======== SELECTED TEXT ========
University of California, Riverside

UC Riverside Foundation Scholarships, Fellowships & Awards



DeVonne Armstrong Memorial Student Award Fund


DeVonne Armstrong Memorial Student Award Fund

Department:

Music

Purpose:

Undergraduate Student Support

History and Purpose:



During the time of the Watts Riots DeVonne Armstrong decided to send a letter to ask for inclusion into the Riverside Board of Realtors.

He was accepted and became the first Black to be accepted into the group's membership.

Armstrong stood on the shoulders of his mentor Dr. Barnett Grier who was denied entry. "I was so proud of him. He was my best student," said Dr. Grier. Dr. Grier's student passed away after a long illness.

Dr. Grier was also proud when his student became the first Black on the Planning Commission and then again when he was elected chair. He was proud that he belonged to the Board of Realtors.

In fact, Armstrong chaired the Professional Standards Committee for years. He was appointed to the chairmanship after Michael Teer became president. It was his dream to become the Chair. And he was good. John Giardinelli, board legal council said, "he was a leader in ethics. He was one of the finest men I know, a true leader with integrity and a sense of duty."

Teer spoke of when he became President of the Inland Valley Realtors. "DeVonne had been on the Professional Standards Committee for some time. He was considered an authority. He had trained Chairs but was never asked to be Chair, until I was elected and he told me the story," said Teer.

Not only did Teer keep him in that position but every president since has kept him there. "I am standing on the shoulders of Barnett Grier and DeVonne Armstrong. If it had not been for them doing the ground work I don?t know where I?d be," said Teer.
======== DATASET EXCERPT ========
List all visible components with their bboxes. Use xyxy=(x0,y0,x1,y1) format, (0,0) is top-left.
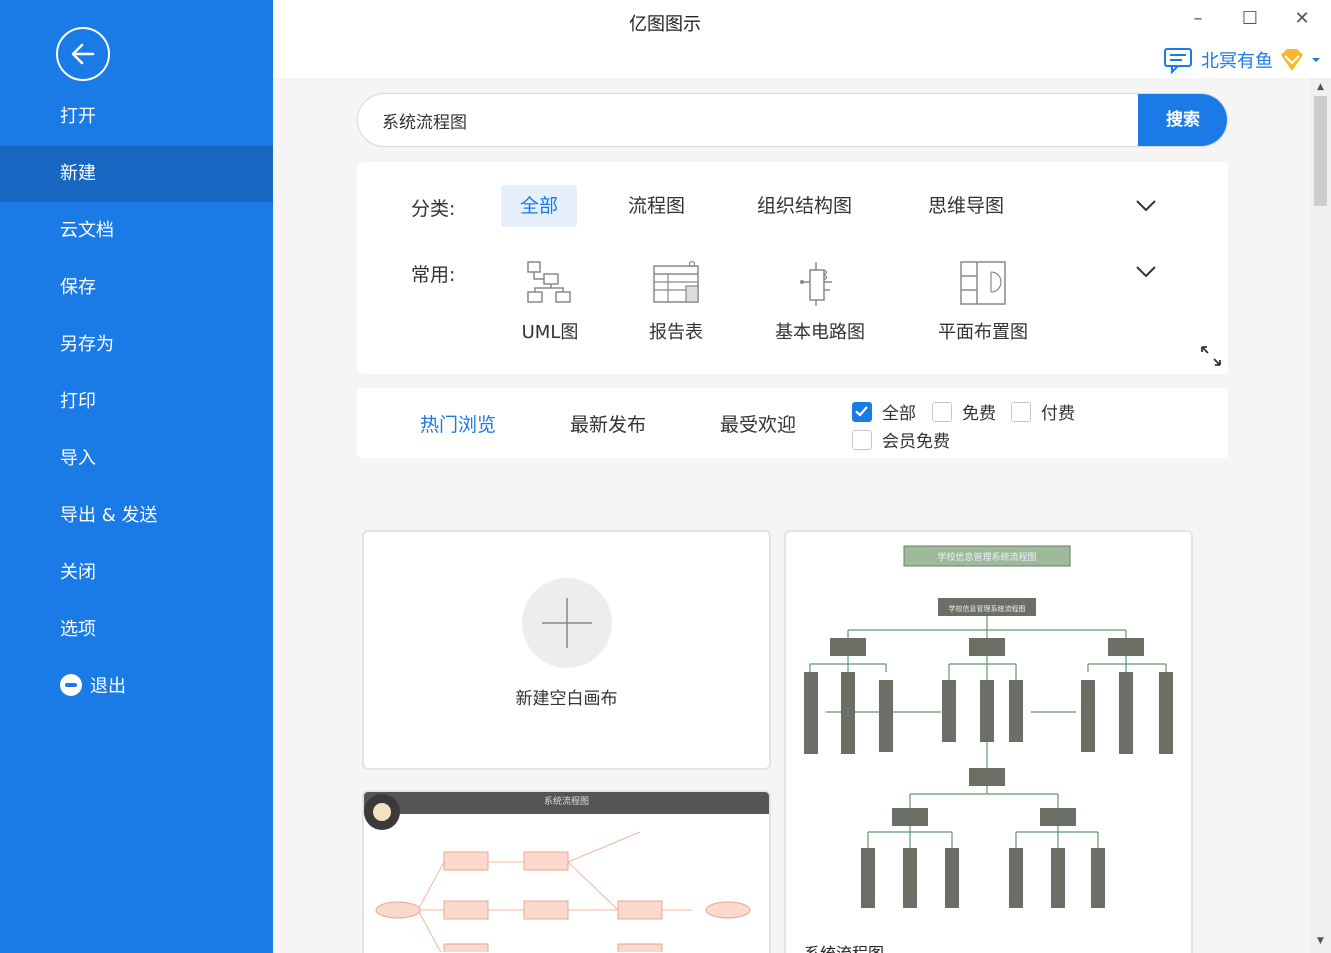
========
REQUIRED WORK
From the award fund page above, extract verbatim the part that opens with the words "Dr. Grier was" and closes with "the Board of Realtors.".

RESPONSE TO THIS TASK
Dr. Grier was also proud when his student became the first Black on the Planning Commission and then again when he was elected chair. He was proud that he belonged to the Board of Realtors.